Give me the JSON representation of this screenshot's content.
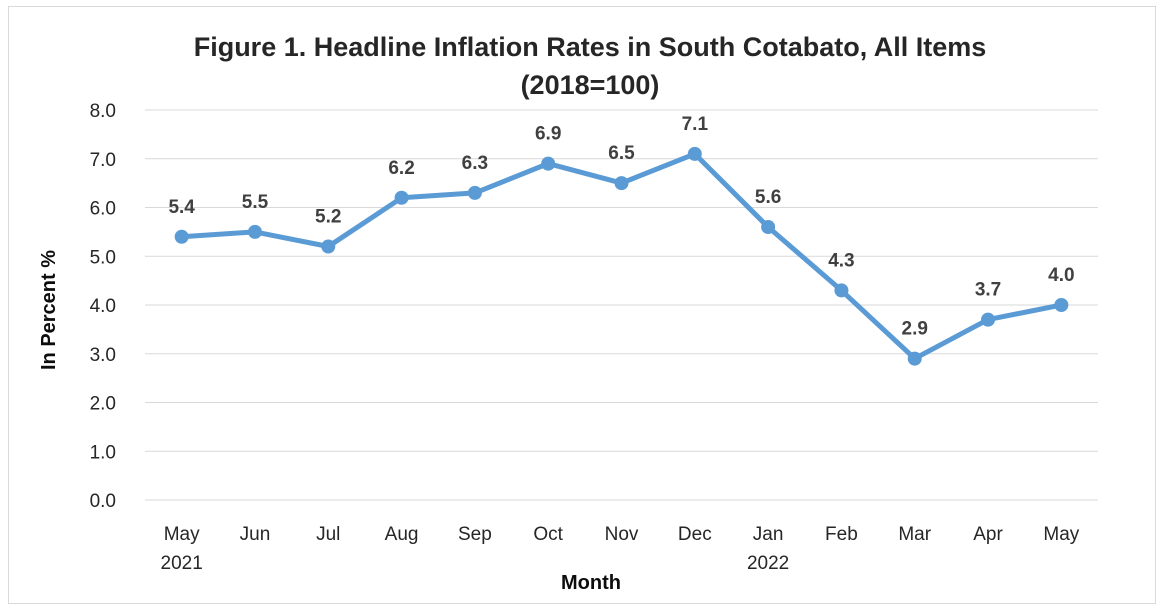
{
  "chart_data": {
    "type": "line",
    "title_line1": "Figure 1. Headline Inflation Rates in South Cotabato, All Items",
    "title_line2": "(2018=100)",
    "xlabel": "Month",
    "ylabel": "In Percent %",
    "categories": [
      "May",
      "Jun",
      "Jul",
      "Aug",
      "Sep",
      "Oct",
      "Nov",
      "Dec",
      "Jan",
      "Feb",
      "Mar",
      "Apr",
      "May"
    ],
    "category_sublabels": [
      "2021",
      "",
      "",
      "",
      "",
      "",
      "",
      "",
      "2022",
      "",
      "",
      "",
      ""
    ],
    "series": [
      {
        "values": [
          5.4,
          5.5,
          5.2,
          6.2,
          6.3,
          6.9,
          6.5,
          7.1,
          5.6,
          4.3,
          2.9,
          3.7,
          4.0
        ],
        "color": "#5b9bd5"
      }
    ],
    "data_labels": [
      "5.4",
      "5.5",
      "5.2",
      "6.2",
      "6.3",
      "6.9",
      "6.5",
      "7.1",
      "5.6",
      "4.3",
      "2.9",
      "3.7",
      "4.0"
    ],
    "y_ticks": [
      "0.0",
      "1.0",
      "2.0",
      "3.0",
      "4.0",
      "5.0",
      "6.0",
      "7.0",
      "8.0"
    ],
    "ylim": [
      0,
      8
    ],
    "grid": true,
    "legend": "none"
  }
}
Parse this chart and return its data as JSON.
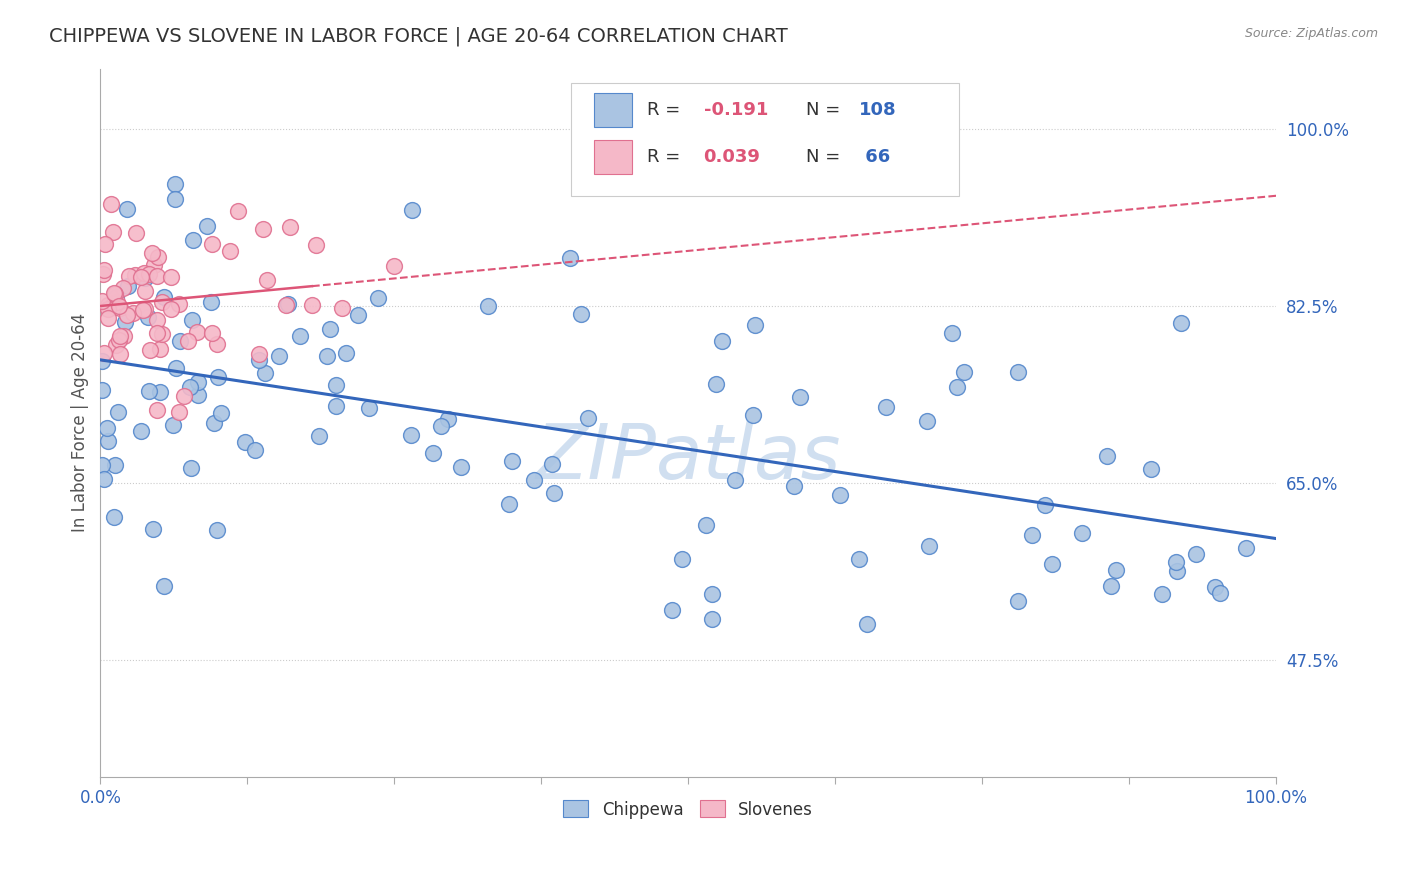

### WHAT IS ASKED
All the material shown above is to be copied exactly, with no pictures carried over.

### RIGHT ANSWER
Give me the JSON representation of this screenshot's content.
{
  "chart_data": {
    "type": "line",
    "title_line1": "Figure 1. Headline Inflation Rates in South Cotabato, All Items",
    "title_line2": "(2018=100)",
    "xlabel": "Month",
    "ylabel": "In Percent %",
    "categories": [
      "May",
      "Jun",
      "Jul",
      "Aug",
      "Sep",
      "Oct",
      "Nov",
      "Dec",
      "Jan",
      "Feb",
      "Mar",
      "Apr",
      "May"
    ],
    "category_sublabels": [
      "2021",
      "",
      "",
      "",
      "",
      "",
      "",
      "",
      "2022",
      "",
      "",
      "",
      ""
    ],
    "series": [
      {
        "values": [
          5.4,
          5.5,
          5.2,
          6.2,
          6.3,
          6.9,
          6.5,
          7.1,
          5.6,
          4.3,
          2.9,
          3.7,
          4.0
        ],
        "color": "#5b9bd5"
      }
    ],
    "data_labels": [
      "5.4",
      "5.5",
      "5.2",
      "6.2",
      "6.3",
      "6.9",
      "6.5",
      "7.1",
      "5.6",
      "4.3",
      "2.9",
      "3.7",
      "4.0"
    ],
    "y_ticks": [
      "0.0",
      "1.0",
      "2.0",
      "3.0",
      "4.0",
      "5.0",
      "6.0",
      "7.0",
      "8.0"
    ],
    "ylim": [
      0,
      8
    ],
    "grid": true,
    "legend": "none"
  }
}
Parse this chart and return its data as JSON.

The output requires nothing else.